• [Directions for this task]: Leave out the pictures and repeat everything else in the records exactly.

------ Records shown

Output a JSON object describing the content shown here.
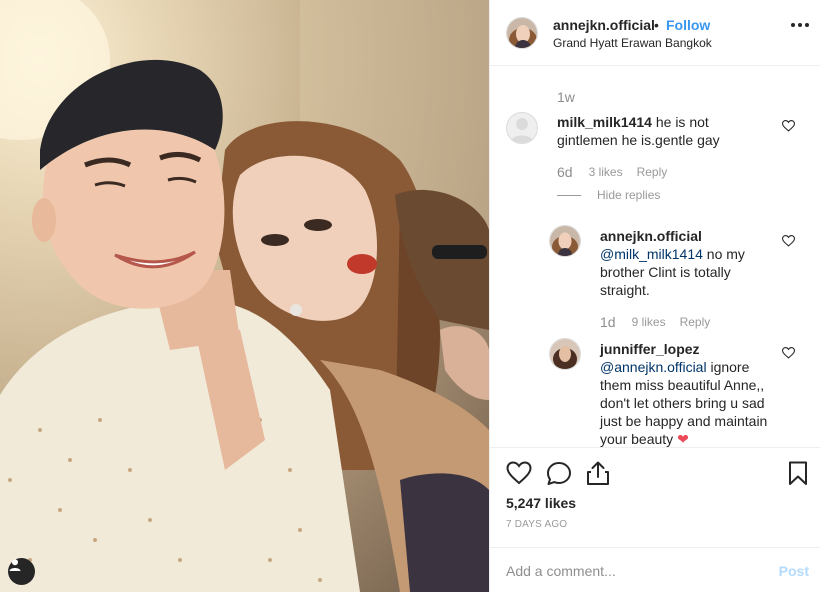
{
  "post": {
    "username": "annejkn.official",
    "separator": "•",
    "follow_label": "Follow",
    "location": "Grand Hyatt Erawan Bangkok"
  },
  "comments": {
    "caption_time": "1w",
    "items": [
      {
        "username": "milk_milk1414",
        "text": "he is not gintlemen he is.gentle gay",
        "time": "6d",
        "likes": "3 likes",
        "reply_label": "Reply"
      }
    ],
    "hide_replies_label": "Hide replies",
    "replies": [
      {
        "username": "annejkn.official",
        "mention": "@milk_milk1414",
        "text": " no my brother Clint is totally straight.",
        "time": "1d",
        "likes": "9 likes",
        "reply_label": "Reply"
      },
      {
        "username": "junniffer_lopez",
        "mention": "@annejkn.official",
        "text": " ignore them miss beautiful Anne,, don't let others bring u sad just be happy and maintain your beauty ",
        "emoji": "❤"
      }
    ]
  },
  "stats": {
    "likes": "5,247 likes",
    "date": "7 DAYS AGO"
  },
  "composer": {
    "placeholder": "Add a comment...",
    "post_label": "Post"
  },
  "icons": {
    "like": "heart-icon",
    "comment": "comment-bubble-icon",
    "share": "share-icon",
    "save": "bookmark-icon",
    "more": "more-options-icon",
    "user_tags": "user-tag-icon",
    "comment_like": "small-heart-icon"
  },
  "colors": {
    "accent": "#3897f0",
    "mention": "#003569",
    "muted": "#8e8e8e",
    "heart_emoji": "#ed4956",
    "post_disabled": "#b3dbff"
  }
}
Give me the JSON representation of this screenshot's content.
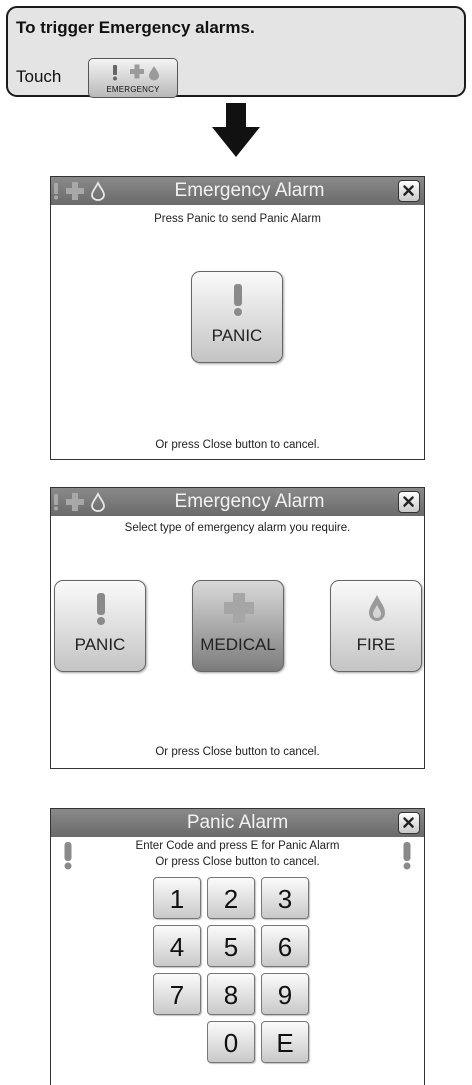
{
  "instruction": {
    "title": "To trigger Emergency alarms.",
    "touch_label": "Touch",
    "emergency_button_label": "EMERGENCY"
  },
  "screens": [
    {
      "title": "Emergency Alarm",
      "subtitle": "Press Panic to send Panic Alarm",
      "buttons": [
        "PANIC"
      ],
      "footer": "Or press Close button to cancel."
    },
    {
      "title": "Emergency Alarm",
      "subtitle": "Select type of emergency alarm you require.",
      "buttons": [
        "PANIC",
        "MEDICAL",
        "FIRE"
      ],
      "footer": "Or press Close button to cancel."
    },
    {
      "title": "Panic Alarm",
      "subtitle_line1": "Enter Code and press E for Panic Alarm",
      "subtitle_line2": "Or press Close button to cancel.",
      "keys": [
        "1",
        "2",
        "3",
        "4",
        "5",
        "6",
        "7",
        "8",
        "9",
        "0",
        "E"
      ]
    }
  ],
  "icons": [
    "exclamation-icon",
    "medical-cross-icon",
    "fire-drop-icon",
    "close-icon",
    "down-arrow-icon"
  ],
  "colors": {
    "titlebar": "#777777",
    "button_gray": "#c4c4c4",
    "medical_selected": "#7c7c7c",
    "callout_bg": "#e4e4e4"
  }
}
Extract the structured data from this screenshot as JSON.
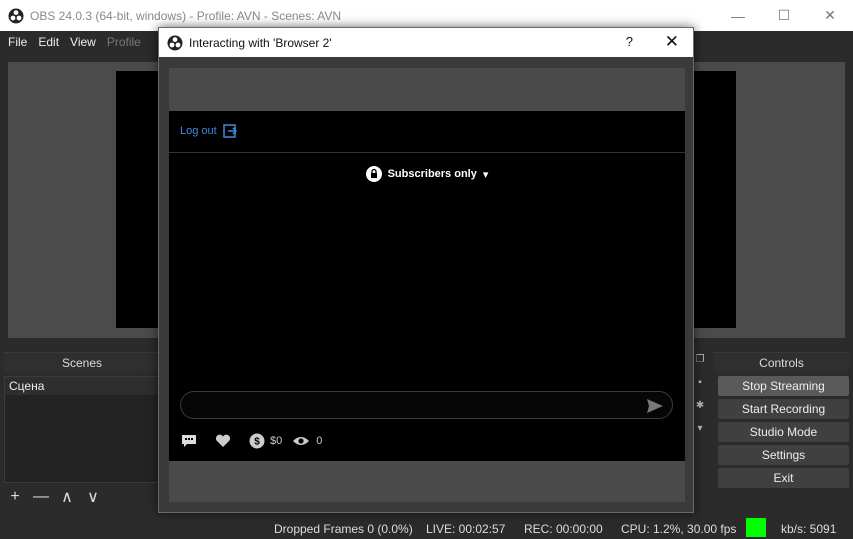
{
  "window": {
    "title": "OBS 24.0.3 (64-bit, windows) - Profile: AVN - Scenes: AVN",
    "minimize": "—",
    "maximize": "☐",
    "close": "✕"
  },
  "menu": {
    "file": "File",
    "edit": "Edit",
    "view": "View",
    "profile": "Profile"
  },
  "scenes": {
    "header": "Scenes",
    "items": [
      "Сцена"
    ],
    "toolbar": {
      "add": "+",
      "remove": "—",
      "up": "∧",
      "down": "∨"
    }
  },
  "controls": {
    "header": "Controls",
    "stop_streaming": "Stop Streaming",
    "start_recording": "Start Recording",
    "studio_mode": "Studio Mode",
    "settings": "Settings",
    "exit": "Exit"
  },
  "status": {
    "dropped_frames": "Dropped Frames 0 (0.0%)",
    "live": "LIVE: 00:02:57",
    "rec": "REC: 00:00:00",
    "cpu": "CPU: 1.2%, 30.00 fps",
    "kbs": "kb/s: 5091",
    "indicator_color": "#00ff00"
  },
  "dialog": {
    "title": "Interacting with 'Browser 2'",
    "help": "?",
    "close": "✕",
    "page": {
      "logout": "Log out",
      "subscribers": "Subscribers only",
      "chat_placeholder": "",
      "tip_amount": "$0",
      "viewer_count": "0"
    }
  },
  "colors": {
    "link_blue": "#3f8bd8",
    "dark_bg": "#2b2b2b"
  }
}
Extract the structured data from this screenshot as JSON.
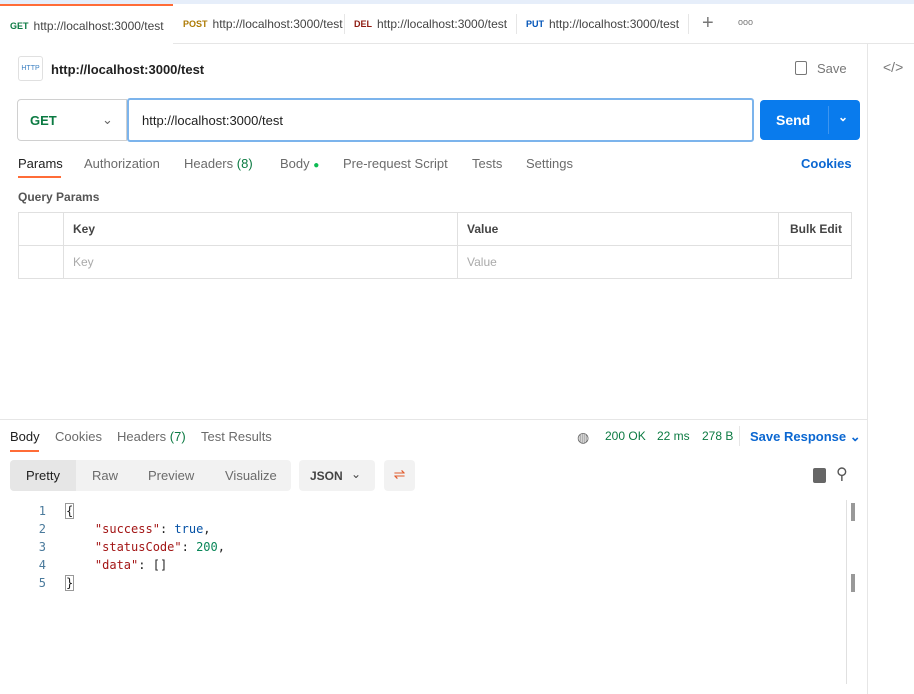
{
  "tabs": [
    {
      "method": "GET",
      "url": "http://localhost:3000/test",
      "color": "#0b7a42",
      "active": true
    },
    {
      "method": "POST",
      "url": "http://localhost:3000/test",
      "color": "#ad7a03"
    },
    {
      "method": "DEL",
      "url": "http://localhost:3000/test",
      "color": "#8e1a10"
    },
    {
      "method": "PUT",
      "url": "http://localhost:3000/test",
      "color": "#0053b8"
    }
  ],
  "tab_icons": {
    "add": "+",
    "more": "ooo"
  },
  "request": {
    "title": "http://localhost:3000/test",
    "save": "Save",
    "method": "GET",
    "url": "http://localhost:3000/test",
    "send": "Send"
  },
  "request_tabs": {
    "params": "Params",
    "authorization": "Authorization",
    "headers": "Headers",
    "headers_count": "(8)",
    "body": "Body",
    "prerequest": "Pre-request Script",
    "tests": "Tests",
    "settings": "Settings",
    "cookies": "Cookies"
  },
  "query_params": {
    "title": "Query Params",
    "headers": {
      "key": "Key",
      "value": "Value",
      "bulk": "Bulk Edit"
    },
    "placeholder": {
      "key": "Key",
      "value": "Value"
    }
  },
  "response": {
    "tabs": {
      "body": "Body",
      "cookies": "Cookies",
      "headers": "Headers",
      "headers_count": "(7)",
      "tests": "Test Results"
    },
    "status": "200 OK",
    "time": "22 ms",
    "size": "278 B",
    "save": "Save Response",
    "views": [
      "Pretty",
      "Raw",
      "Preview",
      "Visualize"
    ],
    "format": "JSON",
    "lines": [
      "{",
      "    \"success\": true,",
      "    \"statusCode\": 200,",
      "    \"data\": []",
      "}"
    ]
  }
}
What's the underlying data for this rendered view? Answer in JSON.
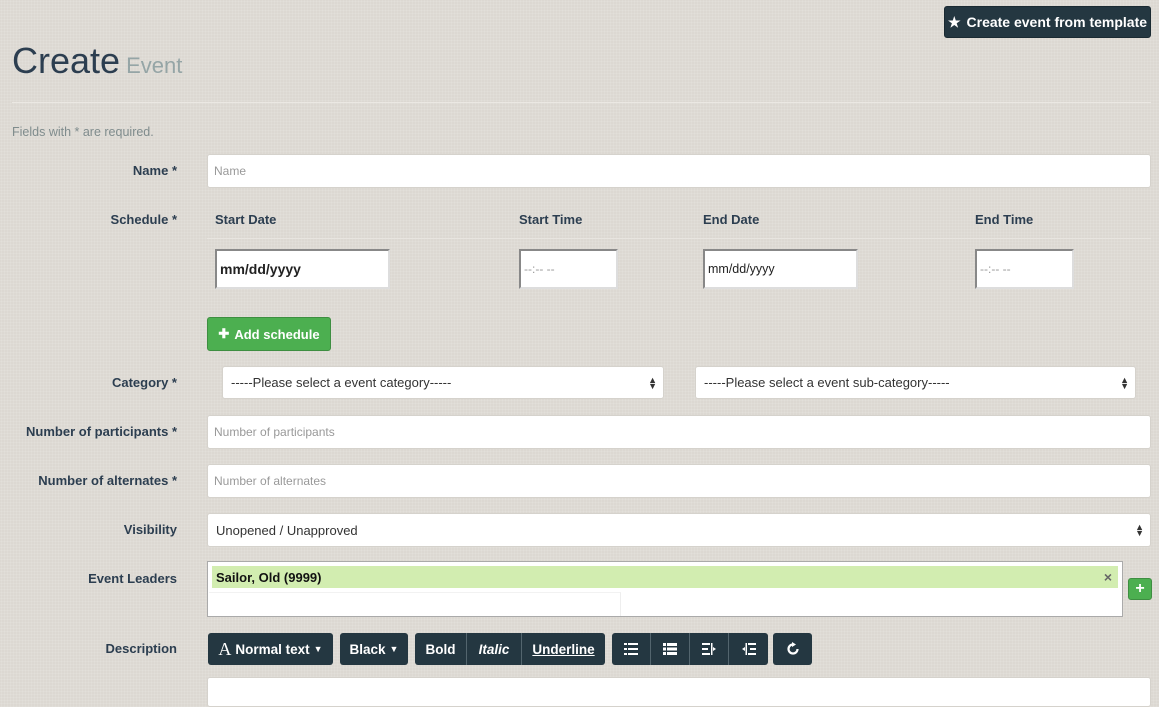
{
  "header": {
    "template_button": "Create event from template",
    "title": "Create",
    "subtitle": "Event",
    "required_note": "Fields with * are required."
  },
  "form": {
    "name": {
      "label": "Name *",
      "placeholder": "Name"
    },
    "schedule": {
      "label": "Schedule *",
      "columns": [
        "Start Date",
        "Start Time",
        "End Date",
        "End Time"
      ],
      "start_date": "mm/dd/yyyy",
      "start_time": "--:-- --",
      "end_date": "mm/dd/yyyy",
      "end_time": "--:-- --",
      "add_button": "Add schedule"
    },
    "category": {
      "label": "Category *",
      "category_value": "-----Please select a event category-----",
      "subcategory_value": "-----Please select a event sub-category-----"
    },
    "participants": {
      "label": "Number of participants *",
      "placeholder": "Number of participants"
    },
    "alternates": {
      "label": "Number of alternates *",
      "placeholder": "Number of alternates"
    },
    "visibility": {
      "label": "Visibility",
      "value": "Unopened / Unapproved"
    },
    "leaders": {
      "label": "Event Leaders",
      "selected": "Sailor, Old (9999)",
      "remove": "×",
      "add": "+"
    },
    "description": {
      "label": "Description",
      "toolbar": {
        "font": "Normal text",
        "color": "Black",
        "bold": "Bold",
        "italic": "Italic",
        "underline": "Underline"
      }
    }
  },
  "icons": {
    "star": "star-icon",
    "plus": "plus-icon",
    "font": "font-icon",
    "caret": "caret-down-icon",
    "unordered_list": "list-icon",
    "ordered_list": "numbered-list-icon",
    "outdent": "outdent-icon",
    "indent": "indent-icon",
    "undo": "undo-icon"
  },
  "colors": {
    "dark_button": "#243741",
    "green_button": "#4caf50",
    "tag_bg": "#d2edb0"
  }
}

------------

• [Full solution]:
Output a JSON object describing the content shown here.
{
  "post": {
    "username": "annejkn.official",
    "separator": "•",
    "follow_label": "Follow",
    "location": "Grand Hyatt Erawan Bangkok"
  },
  "comments": {
    "caption_time": "1w",
    "items": [
      {
        "username": "milk_milk1414",
        "text": "he is not gintlemen he is.gentle gay",
        "time": "6d",
        "likes": "3 likes",
        "reply_label": "Reply"
      }
    ],
    "hide_replies_label": "Hide replies",
    "replies": [
      {
        "username": "annejkn.official",
        "mention": "@milk_milk1414",
        "text": " no my brother Clint is totally straight.",
        "time": "1d",
        "likes": "9 likes",
        "reply_label": "Reply"
      },
      {
        "username": "junniffer_lopez",
        "mention": "@annejkn.official",
        "text": " ignore them miss beautiful Anne,, don't let others bring u sad just be happy and maintain your beauty ",
        "emoji": "❤"
      }
    ]
  },
  "stats": {
    "likes": "5,247 likes",
    "date": "7 DAYS AGO"
  },
  "composer": {
    "placeholder": "Add a comment...",
    "post_label": "Post"
  },
  "icons": {
    "like": "heart-icon",
    "comment": "comment-bubble-icon",
    "share": "share-icon",
    "save": "bookmark-icon",
    "more": "more-options-icon",
    "user_tags": "user-tag-icon",
    "comment_like": "small-heart-icon"
  },
  "colors": {
    "accent": "#3897f0",
    "mention": "#003569",
    "muted": "#8e8e8e",
    "heart_emoji": "#ed4956",
    "post_disabled": "#b3dbff"
  }
}
Give me the JSON representation of this screenshot's content.
{
  "instruction": {
    "title": "To trigger Emergency alarms.",
    "touch_label": "Touch",
    "emergency_button_label": "EMERGENCY"
  },
  "screens": [
    {
      "title": "Emergency Alarm",
      "subtitle": "Press Panic to send Panic Alarm",
      "buttons": [
        "PANIC"
      ],
      "footer": "Or press Close button to cancel."
    },
    {
      "title": "Emergency Alarm",
      "subtitle": "Select type of emergency alarm you require.",
      "buttons": [
        "PANIC",
        "MEDICAL",
        "FIRE"
      ],
      "footer": "Or press Close button to cancel."
    },
    {
      "title": "Panic Alarm",
      "subtitle_line1": "Enter Code and press E for Panic Alarm",
      "subtitle_line2": "Or press Close button to cancel.",
      "keys": [
        "1",
        "2",
        "3",
        "4",
        "5",
        "6",
        "7",
        "8",
        "9",
        "0",
        "E"
      ]
    }
  ],
  "icons": [
    "exclamation-icon",
    "medical-cross-icon",
    "fire-drop-icon",
    "close-icon",
    "down-arrow-icon"
  ],
  "colors": {
    "titlebar": "#777777",
    "button_gray": "#c4c4c4",
    "medical_selected": "#7c7c7c",
    "callout_bg": "#e4e4e4"
  }
}
Extract the structured data from this screenshot as JSON.
{
  "window": {
    "title": "OBS 24.0.3 (64-bit, windows) - Profile: AVN - Scenes: AVN",
    "minimize": "—",
    "maximize": "☐",
    "close": "✕"
  },
  "menu": {
    "file": "File",
    "edit": "Edit",
    "view": "View",
    "profile": "Profile"
  },
  "scenes": {
    "header": "Scenes",
    "items": [
      "Сцена"
    ],
    "toolbar": {
      "add": "+",
      "remove": "—",
      "up": "∧",
      "down": "∨"
    }
  },
  "controls": {
    "header": "Controls",
    "stop_streaming": "Stop Streaming",
    "start_recording": "Start Recording",
    "studio_mode": "Studio Mode",
    "settings": "Settings",
    "exit": "Exit"
  },
  "status": {
    "dropped_frames": "Dropped Frames 0 (0.0%)",
    "live": "LIVE: 00:02:57",
    "rec": "REC: 00:00:00",
    "cpu": "CPU: 1.2%, 30.00 fps",
    "kbs": "kb/s: 5091",
    "indicator_color": "#00ff00"
  },
  "dialog": {
    "title": "Interacting with 'Browser 2'",
    "help": "?",
    "close": "✕",
    "page": {
      "logout": "Log out",
      "subscribers": "Subscribers only",
      "chat_placeholder": "",
      "tip_amount": "$0",
      "viewer_count": "0"
    }
  },
  "colors": {
    "link_blue": "#3f8bd8",
    "dark_bg": "#2b2b2b"
  }
}
Extract the structured data from this screenshot as JSON.
{
  "tabs": [
    {
      "method": "GET",
      "url": "http://localhost:3000/test",
      "color": "#0b7a42",
      "active": true
    },
    {
      "method": "POST",
      "url": "http://localhost:3000/test",
      "color": "#ad7a03"
    },
    {
      "method": "DEL",
      "url": "http://localhost:3000/test",
      "color": "#8e1a10"
    },
    {
      "method": "PUT",
      "url": "http://localhost:3000/test",
      "color": "#0053b8"
    }
  ],
  "tab_icons": {
    "add": "+",
    "more": "ooo"
  },
  "request": {
    "title": "http://localhost:3000/test",
    "save": "Save",
    "method": "GET",
    "url": "http://localhost:3000/test",
    "send": "Send"
  },
  "request_tabs": {
    "params": "Params",
    "authorization": "Authorization",
    "headers": "Headers",
    "headers_count": "(8)",
    "body": "Body",
    "prerequest": "Pre-request Script",
    "tests": "Tests",
    "settings": "Settings",
    "cookies": "Cookies"
  },
  "query_params": {
    "title": "Query Params",
    "headers": {
      "key": "Key",
      "value": "Value",
      "bulk": "Bulk Edit"
    },
    "placeholder": {
      "key": "Key",
      "value": "Value"
    }
  },
  "response": {
    "tabs": {
      "body": "Body",
      "cookies": "Cookies",
      "headers": "Headers",
      "headers_count": "(7)",
      "tests": "Test Results"
    },
    "status": "200 OK",
    "time": "22 ms",
    "size": "278 B",
    "save": "Save Response",
    "views": [
      "Pretty",
      "Raw",
      "Preview",
      "Visualize"
    ],
    "format": "JSON",
    "lines": [
      "{",
      "    \"success\": true,",
      "    \"statusCode\": 200,",
      "    \"data\": []",
      "}"
    ]
  }
}
What's the underlying data for this rendered view? Answer in JSON.
{
  "header": {
    "template_button": "Create event from template",
    "title": "Create",
    "subtitle": "Event",
    "required_note": "Fields with * are required."
  },
  "form": {
    "name": {
      "label": "Name *",
      "placeholder": "Name"
    },
    "schedule": {
      "label": "Schedule *",
      "columns": [
        "Start Date",
        "Start Time",
        "End Date",
        "End Time"
      ],
      "start_date": "mm/dd/yyyy",
      "start_time": "--:-- --",
      "end_date": "mm/dd/yyyy",
      "end_time": "--:-- --",
      "add_button": "Add schedule"
    },
    "category": {
      "label": "Category *",
      "category_value": "-----Please select a event category-----",
      "subcategory_value": "-----Please select a event sub-category-----"
    },
    "participants": {
      "label": "Number of participants *",
      "placeholder": "Number of participants"
    },
    "alternates": {
      "label": "Number of alternates *",
      "placeholder": "Number of alternates"
    },
    "visibility": {
      "label": "Visibility",
      "value": "Unopened / Unapproved"
    },
    "leaders": {
      "label": "Event Leaders",
      "selected": "Sailor, Old (9999)",
      "remove": "×",
      "add": "+"
    },
    "description": {
      "label": "Description",
      "toolbar": {
        "font": "Normal text",
        "color": "Black",
        "bold": "Bold",
        "italic": "Italic",
        "underline": "Underline"
      }
    }
  },
  "icons": {
    "star": "star-icon",
    "plus": "plus-icon",
    "font": "font-icon",
    "caret": "caret-down-icon",
    "unordered_list": "list-icon",
    "ordered_list": "numbered-list-icon",
    "outdent": "outdent-icon",
    "indent": "indent-icon",
    "undo": "undo-icon"
  },
  "colors": {
    "dark_button": "#243741",
    "green_button": "#4caf50",
    "tag_bg": "#d2edb0"
  }
}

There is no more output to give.